→ AVAILABLE RECORDS
== Segment start ==
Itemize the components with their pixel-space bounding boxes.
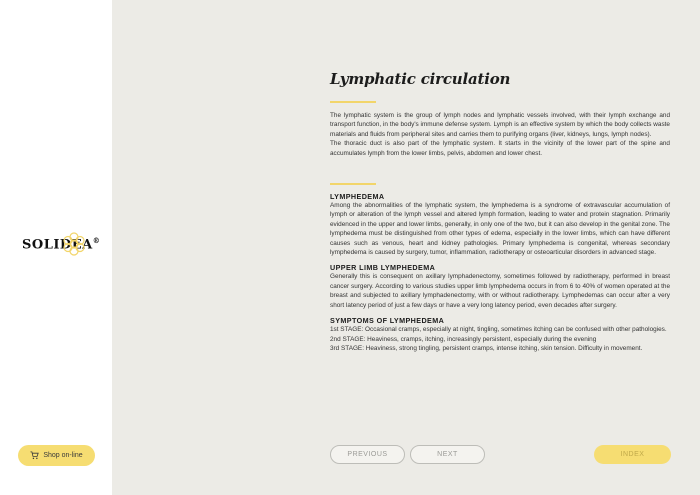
section-paragraph: Generally this is consequent on axillary lymphadenectomy, sometimes followed by radiotherapy, performed in breast cancer surgery. According to various studies upper limb lymphedema occurs in from 6 to 40% of women operated at the breast and subjected to axillary lymphadenectomy, with or without radiotherapy. Lymphedemas can occur after a very short latency period of just a few days or have a very long latency period, even decades after surgery. <box>330 273 670 309</box>
flower-logo-icon <box>60 230 88 258</box>
symptom-stage-1: 1st STAGE: Occasional cramps, especially at night, tingling, sometimes itching can be confused with other pathologies. <box>330 326 667 334</box>
logo-text: SOLIDEA <box>22 237 93 253</box>
intro-paragraph-2: The thoracic duct is also part of the lymphatic system. It starts in the vicinity of the lower part of the spine and accumulates lymph from the lower limbs, pelvis, abdomen and lower chest. <box>330 140 670 157</box>
cart-icon <box>30 451 39 460</box>
brand-logo[interactable] <box>22 236 100 252</box>
page-title: Lymphatic circulation <box>330 70 511 88</box>
section-divider <box>330 183 376 185</box>
title-underline <box>330 101 376 103</box>
intro-paragraph-1: The lymphatic system is the group of lymph nodes and lymphatic vessels involved, with their lymph exchange and transport function, in the body's immune defense system. Lymph is an effective system by which the body collects waste materials and fluids from peripheral sites and carries them to purifying organs (liver, kidneys, lungs, lymph nodes). <box>330 112 670 138</box>
next-button[interactable]: NEXT <box>410 445 485 464</box>
sidebar <box>0 0 112 495</box>
symptom-stage-3: 3rd STAGE: Heaviness, strong tingling, persistent cramps, intense itching, skin tension. Difficulty in movement. <box>330 344 643 352</box>
shop-online-label: Shop on-line <box>43 452 83 459</box>
article <box>330 70 670 353</box>
symptom-stage-2: 2nd STAGE: Heaviness, cramps, itching, increasingly persistent, especially during the evening <box>330 335 597 343</box>
section-heading-lymphedema: LYMPHEDEMA <box>330 192 385 202</box>
index-button[interactable]: INDEX <box>594 445 671 464</box>
section-heading-upper-limb: UPPER LIMB LYMPHEDEMA <box>330 263 436 273</box>
content-panel <box>112 0 700 495</box>
shop-online-button[interactable] <box>18 445 95 466</box>
logo-registered-mark: ® <box>92 236 101 245</box>
section-paragraph: Among the abnormalities of the lymphatic system, the lymphedema is a syndrome of extravascular accumulation of lymph or alteration of the lymph vessel and altered lymph formation, leading to water and protein stagnation. Primarily evidenced in the upper and lower limbs, generally, in only one of the two, but it can also develop in the genital zone. The lymphedema must be distinguished from other types of edema, especially in the lower limbs, which can have different causes such as venous, heart and kidney pathologies. Primary lymphedema is congenital, whereas secondary lymphedema is caused by surgery, tumor, inflammation, radiotherapy or osteoarticular disorders in advanced stage. <box>330 202 670 257</box>
section-heading-symptoms: SYMPTOMS OF LYMPHEDEMA <box>330 316 445 326</box>
previous-button[interactable]: PREVIOUS <box>330 445 405 464</box>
== Segment end ==
→ ACTIVITY
Every line above has to be output exactly; the pictures must be dropped.

→ REPLY
Itemize the components with their pixel-space bounding boxes.
section-paragraph: Generally this is consequent on axillary lymphadenectomy, sometimes followed by radiotherapy, performed in breast cancer surgery. According to various studies upper limb lymphedema occurs in from 6 to 40% of women operated at the breast and subjected to axillary lymphadenectomy, with or without radiotherapy. Lymphedemas can occur after a very short latency period of just a few days or have a very long latency period, even decades after surgery. <box>330 273 670 309</box>
flower-logo-icon <box>60 230 88 258</box>
symptom-stage-1: 1st STAGE: Occasional cramps, especially at night, tingling, sometimes itching can be confused with other pathologies. <box>330 326 667 334</box>
logo-text: SOLIDEA <box>22 237 93 253</box>
intro-paragraph-2: The thoracic duct is also part of the lymphatic system. It starts in the vicinity of the lower part of the spine and accumulates lymph from the lower limbs, pelvis, abdomen and lower chest. <box>330 140 670 157</box>
cart-icon <box>30 451 39 460</box>
brand-logo[interactable] <box>22 236 100 252</box>
page-title: Lymphatic circulation <box>330 70 511 88</box>
section-divider <box>330 183 376 185</box>
title-underline <box>330 101 376 103</box>
intro-paragraph-1: The lymphatic system is the group of lymph nodes and lymphatic vessels involved, with their lymph exchange and transport function, in the body's immune defense system. Lymph is an effective system by which the body collects waste materials and fluids from peripheral sites and carries them to purifying organs (liver, kidneys, lungs, lymph nodes). <box>330 112 670 138</box>
next-button[interactable]: NEXT <box>410 445 485 464</box>
sidebar <box>0 0 112 495</box>
symptom-stage-3: 3rd STAGE: Heaviness, strong tingling, persistent cramps, intense itching, skin tension. Difficulty in movement. <box>330 344 643 352</box>
shop-online-label: Shop on-line <box>43 452 83 459</box>
article <box>330 70 670 353</box>
symptom-stage-2: 2nd STAGE: Heaviness, cramps, itching, increasingly persistent, especially during the evening <box>330 335 597 343</box>
section-heading-lymphedema: LYMPHEDEMA <box>330 192 385 202</box>
index-button[interactable]: INDEX <box>594 445 671 464</box>
section-heading-upper-limb: UPPER LIMB LYMPHEDEMA <box>330 263 436 273</box>
content-panel <box>112 0 700 495</box>
shop-online-button[interactable] <box>18 445 95 466</box>
logo-registered-mark: ® <box>92 236 101 245</box>
section-paragraph: Among the abnormalities of the lymphatic system, the lymphedema is a syndrome of extravascular accumulation of lymph or alteration of the lymph vessel and altered lymph formation, leading to water and protein stagnation. Primarily evidenced in the upper and lower limbs, generally, in only one of the two, but it can also develop in the genital zone. The lymphedema must be distinguished from other types of edema, especially in the lower limbs, which can have different causes such as venous, heart and kidney pathologies. Primary lymphedema is congenital, whereas secondary lymphedema is caused by surgery, tumor, inflammation, radiotherapy or osteoarticular disorders in advanced stage. <box>330 202 670 257</box>
section-heading-symptoms: SYMPTOMS OF LYMPHEDEMA <box>330 316 445 326</box>
previous-button[interactable]: PREVIOUS <box>330 445 405 464</box>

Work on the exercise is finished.